►
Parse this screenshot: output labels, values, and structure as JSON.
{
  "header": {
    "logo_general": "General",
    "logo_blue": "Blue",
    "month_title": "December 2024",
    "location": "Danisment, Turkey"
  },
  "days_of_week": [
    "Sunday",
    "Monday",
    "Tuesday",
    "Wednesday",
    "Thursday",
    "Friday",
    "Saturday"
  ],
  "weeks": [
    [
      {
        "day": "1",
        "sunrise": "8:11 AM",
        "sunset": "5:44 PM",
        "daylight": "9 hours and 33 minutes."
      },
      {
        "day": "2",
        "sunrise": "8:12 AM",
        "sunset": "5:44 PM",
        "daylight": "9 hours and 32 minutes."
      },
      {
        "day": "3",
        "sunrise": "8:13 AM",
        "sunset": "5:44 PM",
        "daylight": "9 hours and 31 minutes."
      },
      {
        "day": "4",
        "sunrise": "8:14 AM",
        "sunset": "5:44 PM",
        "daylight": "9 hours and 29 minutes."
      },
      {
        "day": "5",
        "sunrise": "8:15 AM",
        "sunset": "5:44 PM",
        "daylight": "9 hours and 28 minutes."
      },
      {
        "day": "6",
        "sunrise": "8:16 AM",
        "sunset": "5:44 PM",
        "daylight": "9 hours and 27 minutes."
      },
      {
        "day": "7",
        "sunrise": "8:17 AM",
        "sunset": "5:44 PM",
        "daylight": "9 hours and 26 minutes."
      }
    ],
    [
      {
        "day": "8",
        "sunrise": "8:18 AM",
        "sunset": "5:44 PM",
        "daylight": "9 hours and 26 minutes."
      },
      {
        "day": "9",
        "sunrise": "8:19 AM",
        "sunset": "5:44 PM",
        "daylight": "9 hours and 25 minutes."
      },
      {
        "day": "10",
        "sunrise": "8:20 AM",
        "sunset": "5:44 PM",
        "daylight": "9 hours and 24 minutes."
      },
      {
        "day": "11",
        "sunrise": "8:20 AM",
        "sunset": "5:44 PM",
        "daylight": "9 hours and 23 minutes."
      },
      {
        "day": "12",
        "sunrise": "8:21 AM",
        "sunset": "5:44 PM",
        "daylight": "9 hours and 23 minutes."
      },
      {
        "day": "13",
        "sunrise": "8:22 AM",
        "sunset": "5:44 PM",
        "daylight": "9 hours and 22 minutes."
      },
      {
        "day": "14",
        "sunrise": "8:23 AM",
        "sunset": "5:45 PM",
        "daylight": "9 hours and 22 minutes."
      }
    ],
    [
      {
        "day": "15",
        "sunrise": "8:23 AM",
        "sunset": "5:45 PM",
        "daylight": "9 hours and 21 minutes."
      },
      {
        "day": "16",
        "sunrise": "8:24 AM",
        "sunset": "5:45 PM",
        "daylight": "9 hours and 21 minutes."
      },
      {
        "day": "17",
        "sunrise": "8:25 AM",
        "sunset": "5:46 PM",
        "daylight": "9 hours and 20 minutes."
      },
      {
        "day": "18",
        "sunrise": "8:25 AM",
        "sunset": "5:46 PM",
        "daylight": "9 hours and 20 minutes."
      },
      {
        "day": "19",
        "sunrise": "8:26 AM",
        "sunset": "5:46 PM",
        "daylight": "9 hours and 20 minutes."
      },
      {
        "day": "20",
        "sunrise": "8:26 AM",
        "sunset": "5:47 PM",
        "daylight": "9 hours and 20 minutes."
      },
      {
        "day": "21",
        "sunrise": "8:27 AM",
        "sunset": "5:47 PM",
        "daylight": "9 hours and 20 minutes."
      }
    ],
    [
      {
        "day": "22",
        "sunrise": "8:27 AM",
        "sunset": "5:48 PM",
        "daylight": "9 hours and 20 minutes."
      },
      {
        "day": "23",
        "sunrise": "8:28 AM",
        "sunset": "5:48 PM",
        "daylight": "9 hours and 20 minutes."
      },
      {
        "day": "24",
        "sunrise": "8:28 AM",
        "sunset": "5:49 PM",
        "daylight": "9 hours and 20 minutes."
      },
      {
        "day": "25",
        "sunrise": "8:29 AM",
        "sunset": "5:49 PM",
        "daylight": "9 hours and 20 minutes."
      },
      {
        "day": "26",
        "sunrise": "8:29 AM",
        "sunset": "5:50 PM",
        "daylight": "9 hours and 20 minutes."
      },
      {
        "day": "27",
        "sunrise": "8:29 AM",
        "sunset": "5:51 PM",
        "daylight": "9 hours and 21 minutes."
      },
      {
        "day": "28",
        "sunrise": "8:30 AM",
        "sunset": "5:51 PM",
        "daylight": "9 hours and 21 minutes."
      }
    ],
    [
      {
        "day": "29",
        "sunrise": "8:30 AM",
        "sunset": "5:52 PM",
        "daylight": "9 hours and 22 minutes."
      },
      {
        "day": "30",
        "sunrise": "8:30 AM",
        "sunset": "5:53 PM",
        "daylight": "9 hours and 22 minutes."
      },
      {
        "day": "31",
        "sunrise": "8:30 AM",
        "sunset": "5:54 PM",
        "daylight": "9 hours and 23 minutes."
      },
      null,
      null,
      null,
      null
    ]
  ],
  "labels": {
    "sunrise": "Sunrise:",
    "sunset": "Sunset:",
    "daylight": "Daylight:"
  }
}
◄
TASK INSTRUCTIONS: Every record shown above should be written out again exactly.

RESPONSE TO THE TASK:
Parse this screenshot: output labels, values, and structure as JSON.
{
  "header": {
    "logo_general": "General",
    "logo_blue": "Blue",
    "month_title": "December 2024",
    "location": "Danisment, Turkey"
  },
  "days_of_week": [
    "Sunday",
    "Monday",
    "Tuesday",
    "Wednesday",
    "Thursday",
    "Friday",
    "Saturday"
  ],
  "weeks": [
    [
      {
        "day": "1",
        "sunrise": "8:11 AM",
        "sunset": "5:44 PM",
        "daylight": "9 hours and 33 minutes."
      },
      {
        "day": "2",
        "sunrise": "8:12 AM",
        "sunset": "5:44 PM",
        "daylight": "9 hours and 32 minutes."
      },
      {
        "day": "3",
        "sunrise": "8:13 AM",
        "sunset": "5:44 PM",
        "daylight": "9 hours and 31 minutes."
      },
      {
        "day": "4",
        "sunrise": "8:14 AM",
        "sunset": "5:44 PM",
        "daylight": "9 hours and 29 minutes."
      },
      {
        "day": "5",
        "sunrise": "8:15 AM",
        "sunset": "5:44 PM",
        "daylight": "9 hours and 28 minutes."
      },
      {
        "day": "6",
        "sunrise": "8:16 AM",
        "sunset": "5:44 PM",
        "daylight": "9 hours and 27 minutes."
      },
      {
        "day": "7",
        "sunrise": "8:17 AM",
        "sunset": "5:44 PM",
        "daylight": "9 hours and 26 minutes."
      }
    ],
    [
      {
        "day": "8",
        "sunrise": "8:18 AM",
        "sunset": "5:44 PM",
        "daylight": "9 hours and 26 minutes."
      },
      {
        "day": "9",
        "sunrise": "8:19 AM",
        "sunset": "5:44 PM",
        "daylight": "9 hours and 25 minutes."
      },
      {
        "day": "10",
        "sunrise": "8:20 AM",
        "sunset": "5:44 PM",
        "daylight": "9 hours and 24 minutes."
      },
      {
        "day": "11",
        "sunrise": "8:20 AM",
        "sunset": "5:44 PM",
        "daylight": "9 hours and 23 minutes."
      },
      {
        "day": "12",
        "sunrise": "8:21 AM",
        "sunset": "5:44 PM",
        "daylight": "9 hours and 23 minutes."
      },
      {
        "day": "13",
        "sunrise": "8:22 AM",
        "sunset": "5:44 PM",
        "daylight": "9 hours and 22 minutes."
      },
      {
        "day": "14",
        "sunrise": "8:23 AM",
        "sunset": "5:45 PM",
        "daylight": "9 hours and 22 minutes."
      }
    ],
    [
      {
        "day": "15",
        "sunrise": "8:23 AM",
        "sunset": "5:45 PM",
        "daylight": "9 hours and 21 minutes."
      },
      {
        "day": "16",
        "sunrise": "8:24 AM",
        "sunset": "5:45 PM",
        "daylight": "9 hours and 21 minutes."
      },
      {
        "day": "17",
        "sunrise": "8:25 AM",
        "sunset": "5:46 PM",
        "daylight": "9 hours and 20 minutes."
      },
      {
        "day": "18",
        "sunrise": "8:25 AM",
        "sunset": "5:46 PM",
        "daylight": "9 hours and 20 minutes."
      },
      {
        "day": "19",
        "sunrise": "8:26 AM",
        "sunset": "5:46 PM",
        "daylight": "9 hours and 20 minutes."
      },
      {
        "day": "20",
        "sunrise": "8:26 AM",
        "sunset": "5:47 PM",
        "daylight": "9 hours and 20 minutes."
      },
      {
        "day": "21",
        "sunrise": "8:27 AM",
        "sunset": "5:47 PM",
        "daylight": "9 hours and 20 minutes."
      }
    ],
    [
      {
        "day": "22",
        "sunrise": "8:27 AM",
        "sunset": "5:48 PM",
        "daylight": "9 hours and 20 minutes."
      },
      {
        "day": "23",
        "sunrise": "8:28 AM",
        "sunset": "5:48 PM",
        "daylight": "9 hours and 20 minutes."
      },
      {
        "day": "24",
        "sunrise": "8:28 AM",
        "sunset": "5:49 PM",
        "daylight": "9 hours and 20 minutes."
      },
      {
        "day": "25",
        "sunrise": "8:29 AM",
        "sunset": "5:49 PM",
        "daylight": "9 hours and 20 minutes."
      },
      {
        "day": "26",
        "sunrise": "8:29 AM",
        "sunset": "5:50 PM",
        "daylight": "9 hours and 20 minutes."
      },
      {
        "day": "27",
        "sunrise": "8:29 AM",
        "sunset": "5:51 PM",
        "daylight": "9 hours and 21 minutes."
      },
      {
        "day": "28",
        "sunrise": "8:30 AM",
        "sunset": "5:51 PM",
        "daylight": "9 hours and 21 minutes."
      }
    ],
    [
      {
        "day": "29",
        "sunrise": "8:30 AM",
        "sunset": "5:52 PM",
        "daylight": "9 hours and 22 minutes."
      },
      {
        "day": "30",
        "sunrise": "8:30 AM",
        "sunset": "5:53 PM",
        "daylight": "9 hours and 22 minutes."
      },
      {
        "day": "31",
        "sunrise": "8:30 AM",
        "sunset": "5:54 PM",
        "daylight": "9 hours and 23 minutes."
      },
      null,
      null,
      null,
      null
    ]
  ],
  "labels": {
    "sunrise": "Sunrise:",
    "sunset": "Sunset:",
    "daylight": "Daylight:"
  }
}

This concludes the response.